Quote the records beneath, complete and exact. Leave out images.
════════════════
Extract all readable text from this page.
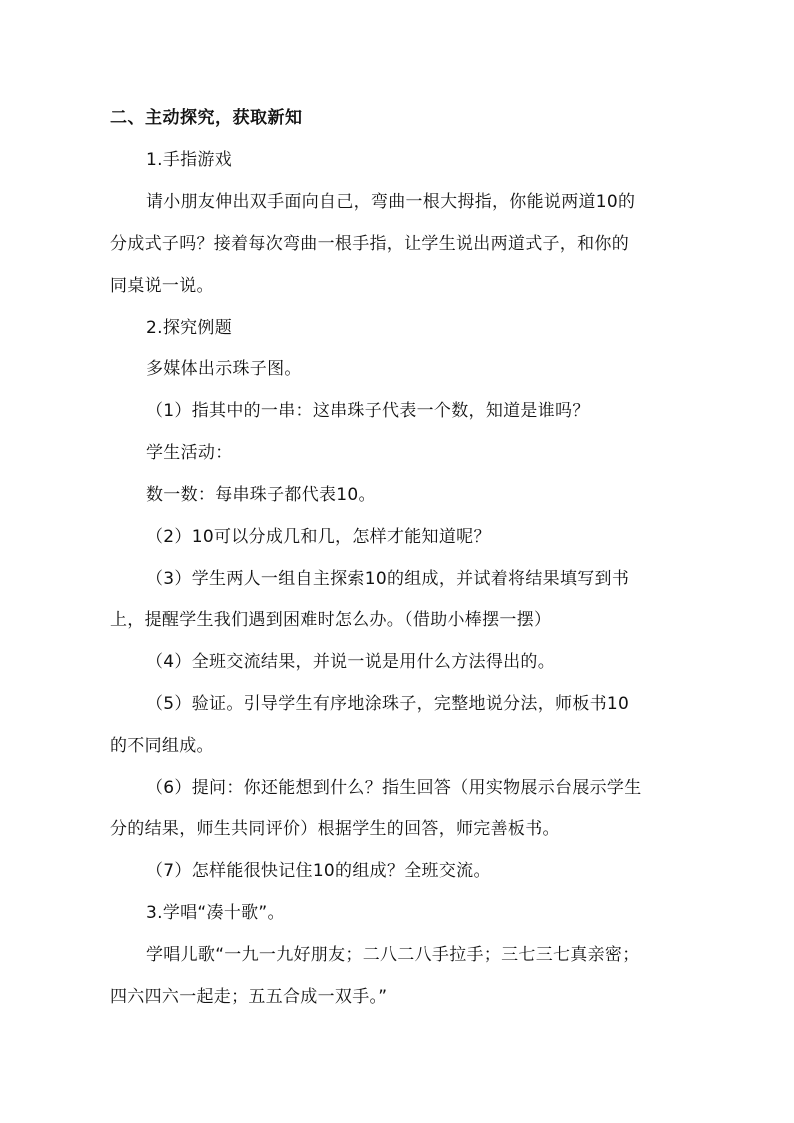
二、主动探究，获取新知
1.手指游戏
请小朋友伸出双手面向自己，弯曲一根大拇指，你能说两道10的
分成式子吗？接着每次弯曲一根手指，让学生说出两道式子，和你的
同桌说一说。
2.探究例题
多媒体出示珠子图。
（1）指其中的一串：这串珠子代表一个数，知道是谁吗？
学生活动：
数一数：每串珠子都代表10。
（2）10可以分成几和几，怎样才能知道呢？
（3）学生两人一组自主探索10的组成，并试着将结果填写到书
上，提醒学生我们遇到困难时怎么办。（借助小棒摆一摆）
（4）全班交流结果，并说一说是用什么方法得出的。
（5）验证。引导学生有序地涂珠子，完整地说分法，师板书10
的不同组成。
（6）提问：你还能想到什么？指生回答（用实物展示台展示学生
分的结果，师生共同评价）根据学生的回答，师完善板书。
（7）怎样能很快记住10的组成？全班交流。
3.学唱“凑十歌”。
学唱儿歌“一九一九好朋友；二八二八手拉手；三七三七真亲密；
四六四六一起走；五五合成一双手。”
════════════════
- [CORRECT ANSWER]
Extract all readable text from this page.
二、主动探究，获取新知
1.手指游戏
请小朋友伸出双手面向自己，弯曲一根大拇指，你能说两道10的
分成式子吗？接着每次弯曲一根手指，让学生说出两道式子，和你的
同桌说一说。
2.探究例题
多媒体出示珠子图。
（1）指其中的一串：这串珠子代表一个数，知道是谁吗？
学生活动：
数一数：每串珠子都代表10。
（2）10可以分成几和几，怎样才能知道呢？
（3）学生两人一组自主探索10的组成，并试着将结果填写到书
上，提醒学生我们遇到困难时怎么办。（借助小棒摆一摆）
（4）全班交流结果，并说一说是用什么方法得出的。
（5）验证。引导学生有序地涂珠子，完整地说分法，师板书10
的不同组成。
（6）提问：你还能想到什么？指生回答（用实物展示台展示学生
分的结果，师生共同评价）根据学生的回答，师完善板书。
（7）怎样能很快记住10的组成？全班交流。
3.学唱“凑十歌”。
学唱儿歌“一九一九好朋友；二八二八手拉手；三七三七真亲密；
四六四六一起走；五五合成一双手。”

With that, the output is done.